_Problem description:_ Comb the records below for the string "RAID" and copy each line where it turns up.

━━━━━ Material provided

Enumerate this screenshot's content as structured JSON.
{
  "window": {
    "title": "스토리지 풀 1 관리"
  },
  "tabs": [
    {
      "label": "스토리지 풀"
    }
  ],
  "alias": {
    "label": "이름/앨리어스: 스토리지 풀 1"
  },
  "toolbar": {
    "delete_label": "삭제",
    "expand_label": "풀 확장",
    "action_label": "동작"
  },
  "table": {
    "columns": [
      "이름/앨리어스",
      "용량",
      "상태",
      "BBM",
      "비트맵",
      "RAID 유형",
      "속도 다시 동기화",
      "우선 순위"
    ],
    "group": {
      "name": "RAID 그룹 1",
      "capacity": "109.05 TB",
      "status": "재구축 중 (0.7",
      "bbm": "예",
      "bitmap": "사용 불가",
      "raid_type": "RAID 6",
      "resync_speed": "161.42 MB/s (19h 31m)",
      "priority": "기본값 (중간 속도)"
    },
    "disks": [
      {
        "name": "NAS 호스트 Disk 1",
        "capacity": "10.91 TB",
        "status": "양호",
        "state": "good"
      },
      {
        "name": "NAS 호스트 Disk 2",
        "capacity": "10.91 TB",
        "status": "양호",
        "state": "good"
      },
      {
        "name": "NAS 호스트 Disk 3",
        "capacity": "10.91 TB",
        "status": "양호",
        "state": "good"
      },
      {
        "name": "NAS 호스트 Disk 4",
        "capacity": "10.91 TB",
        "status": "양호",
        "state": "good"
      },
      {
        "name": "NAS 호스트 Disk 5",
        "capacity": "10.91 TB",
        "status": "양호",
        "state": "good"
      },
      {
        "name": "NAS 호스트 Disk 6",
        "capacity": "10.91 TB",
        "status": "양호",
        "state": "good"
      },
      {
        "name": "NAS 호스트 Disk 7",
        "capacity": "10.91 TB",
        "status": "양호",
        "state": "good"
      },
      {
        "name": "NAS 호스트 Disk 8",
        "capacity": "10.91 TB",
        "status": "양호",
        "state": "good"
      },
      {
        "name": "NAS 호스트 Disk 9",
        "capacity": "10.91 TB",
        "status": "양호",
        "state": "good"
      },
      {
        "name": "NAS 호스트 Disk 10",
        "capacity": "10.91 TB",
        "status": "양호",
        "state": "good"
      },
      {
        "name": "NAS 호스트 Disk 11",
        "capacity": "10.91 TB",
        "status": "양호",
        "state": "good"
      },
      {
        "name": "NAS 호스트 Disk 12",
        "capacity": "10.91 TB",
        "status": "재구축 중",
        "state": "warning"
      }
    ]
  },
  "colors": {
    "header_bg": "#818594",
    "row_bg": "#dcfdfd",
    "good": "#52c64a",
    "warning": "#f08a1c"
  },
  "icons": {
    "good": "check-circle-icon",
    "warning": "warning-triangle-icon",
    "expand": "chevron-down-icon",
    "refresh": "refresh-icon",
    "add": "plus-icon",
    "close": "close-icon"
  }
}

━━━━━━━━━━
━━━━━ Material provided

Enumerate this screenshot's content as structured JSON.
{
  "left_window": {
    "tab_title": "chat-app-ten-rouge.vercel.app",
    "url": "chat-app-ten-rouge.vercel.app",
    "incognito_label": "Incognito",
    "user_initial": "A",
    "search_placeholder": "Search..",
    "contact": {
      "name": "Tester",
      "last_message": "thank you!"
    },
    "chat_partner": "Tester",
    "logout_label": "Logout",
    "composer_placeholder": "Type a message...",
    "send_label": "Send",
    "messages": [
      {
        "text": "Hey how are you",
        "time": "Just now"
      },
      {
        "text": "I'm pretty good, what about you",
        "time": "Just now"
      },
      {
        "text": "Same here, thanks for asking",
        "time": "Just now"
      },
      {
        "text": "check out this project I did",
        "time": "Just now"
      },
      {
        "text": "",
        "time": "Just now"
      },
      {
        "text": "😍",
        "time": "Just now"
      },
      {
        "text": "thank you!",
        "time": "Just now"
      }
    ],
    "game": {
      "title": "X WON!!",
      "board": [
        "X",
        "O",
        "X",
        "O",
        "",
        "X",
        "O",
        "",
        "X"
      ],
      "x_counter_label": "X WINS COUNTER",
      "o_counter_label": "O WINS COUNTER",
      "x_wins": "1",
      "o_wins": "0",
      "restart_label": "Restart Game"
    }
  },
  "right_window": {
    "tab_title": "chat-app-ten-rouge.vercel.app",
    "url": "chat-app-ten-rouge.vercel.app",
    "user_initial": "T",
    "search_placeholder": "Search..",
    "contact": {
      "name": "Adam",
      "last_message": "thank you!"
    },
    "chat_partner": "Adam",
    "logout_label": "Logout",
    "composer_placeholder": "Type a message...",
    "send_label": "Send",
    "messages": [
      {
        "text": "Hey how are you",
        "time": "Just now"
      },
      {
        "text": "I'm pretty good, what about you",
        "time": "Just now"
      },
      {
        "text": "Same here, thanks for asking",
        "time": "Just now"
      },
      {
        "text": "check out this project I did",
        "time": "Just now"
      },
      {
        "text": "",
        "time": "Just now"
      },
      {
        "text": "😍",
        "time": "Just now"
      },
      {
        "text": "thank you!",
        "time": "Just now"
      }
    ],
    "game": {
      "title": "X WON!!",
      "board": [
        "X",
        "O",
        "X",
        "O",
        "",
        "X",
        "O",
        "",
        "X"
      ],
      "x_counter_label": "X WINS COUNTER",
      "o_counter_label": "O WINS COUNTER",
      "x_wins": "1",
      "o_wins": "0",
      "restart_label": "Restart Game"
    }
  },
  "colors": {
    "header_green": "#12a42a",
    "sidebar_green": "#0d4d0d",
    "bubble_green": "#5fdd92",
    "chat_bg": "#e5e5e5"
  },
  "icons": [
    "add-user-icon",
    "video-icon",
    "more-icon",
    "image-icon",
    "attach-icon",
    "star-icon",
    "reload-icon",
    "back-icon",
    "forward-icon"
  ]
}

━━━━━━━━━━

_Final result:_
      "RAID 유형",
      "name": "RAID 그룹 1",
      "raid_type": "RAID 6",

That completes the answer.